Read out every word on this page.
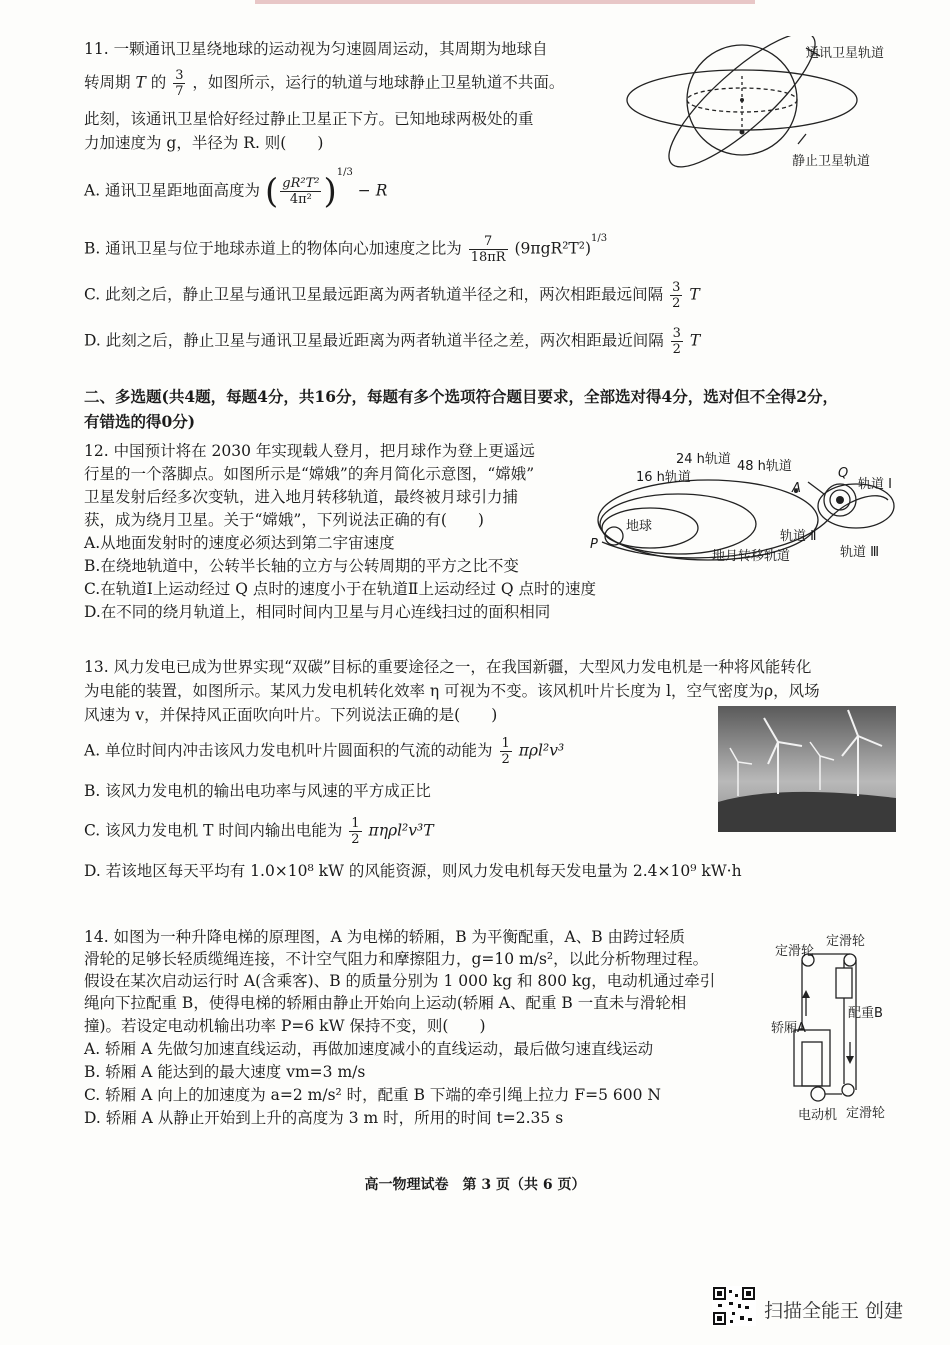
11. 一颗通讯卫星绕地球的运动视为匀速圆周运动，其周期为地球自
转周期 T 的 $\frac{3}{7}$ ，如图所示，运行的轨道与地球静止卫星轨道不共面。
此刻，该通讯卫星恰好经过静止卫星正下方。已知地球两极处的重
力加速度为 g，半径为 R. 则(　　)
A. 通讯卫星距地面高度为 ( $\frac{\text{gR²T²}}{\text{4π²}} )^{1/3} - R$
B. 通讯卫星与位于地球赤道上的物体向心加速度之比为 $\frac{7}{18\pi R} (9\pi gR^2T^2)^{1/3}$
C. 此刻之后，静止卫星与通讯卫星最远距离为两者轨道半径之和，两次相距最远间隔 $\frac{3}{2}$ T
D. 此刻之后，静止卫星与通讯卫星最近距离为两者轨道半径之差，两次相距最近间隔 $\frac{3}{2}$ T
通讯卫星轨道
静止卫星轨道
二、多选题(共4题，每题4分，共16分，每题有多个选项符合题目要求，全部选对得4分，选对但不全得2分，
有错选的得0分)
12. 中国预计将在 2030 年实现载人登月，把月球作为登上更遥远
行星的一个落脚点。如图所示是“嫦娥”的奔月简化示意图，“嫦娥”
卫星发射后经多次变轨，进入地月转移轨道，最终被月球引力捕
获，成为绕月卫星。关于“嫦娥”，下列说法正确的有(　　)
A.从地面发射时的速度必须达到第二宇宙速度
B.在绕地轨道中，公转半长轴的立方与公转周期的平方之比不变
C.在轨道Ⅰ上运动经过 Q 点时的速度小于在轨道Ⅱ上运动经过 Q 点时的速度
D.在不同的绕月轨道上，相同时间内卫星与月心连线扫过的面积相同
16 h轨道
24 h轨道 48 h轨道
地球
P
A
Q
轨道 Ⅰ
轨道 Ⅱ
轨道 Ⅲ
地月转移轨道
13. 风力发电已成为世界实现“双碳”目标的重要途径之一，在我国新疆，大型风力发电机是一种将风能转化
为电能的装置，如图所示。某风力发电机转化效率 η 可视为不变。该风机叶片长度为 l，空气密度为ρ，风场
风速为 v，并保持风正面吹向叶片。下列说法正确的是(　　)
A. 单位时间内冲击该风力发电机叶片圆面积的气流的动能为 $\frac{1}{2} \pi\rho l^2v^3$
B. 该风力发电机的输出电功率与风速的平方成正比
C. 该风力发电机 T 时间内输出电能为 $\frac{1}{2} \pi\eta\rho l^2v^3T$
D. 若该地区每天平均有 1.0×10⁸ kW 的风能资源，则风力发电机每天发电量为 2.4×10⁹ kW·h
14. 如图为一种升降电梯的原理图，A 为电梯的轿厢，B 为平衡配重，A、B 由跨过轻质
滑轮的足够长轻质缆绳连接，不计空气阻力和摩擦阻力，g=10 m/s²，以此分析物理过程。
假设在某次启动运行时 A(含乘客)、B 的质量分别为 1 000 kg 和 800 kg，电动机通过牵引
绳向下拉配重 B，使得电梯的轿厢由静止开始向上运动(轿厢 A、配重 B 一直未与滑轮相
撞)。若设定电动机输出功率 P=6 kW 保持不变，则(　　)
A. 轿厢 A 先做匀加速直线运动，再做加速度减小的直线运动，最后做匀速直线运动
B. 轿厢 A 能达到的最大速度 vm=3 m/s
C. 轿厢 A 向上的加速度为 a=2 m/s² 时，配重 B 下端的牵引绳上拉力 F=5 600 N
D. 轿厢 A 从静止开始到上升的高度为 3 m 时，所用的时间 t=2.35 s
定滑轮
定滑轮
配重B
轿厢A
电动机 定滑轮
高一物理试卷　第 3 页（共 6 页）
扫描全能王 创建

+---+

Exercise: Search the records for the word "此刻之后", then list every line that has it.

Correct answer:
C. 此刻之后，静止卫星与通讯卫星最远距离为两者轨道半径之和，两次相距最远间隔 $\frac{3}{2}$ T
D. 此刻之后，静止卫星与通讯卫星最近距离为两者轨道半径之差，两次相距最近间隔 $\frac{3}{2}$ T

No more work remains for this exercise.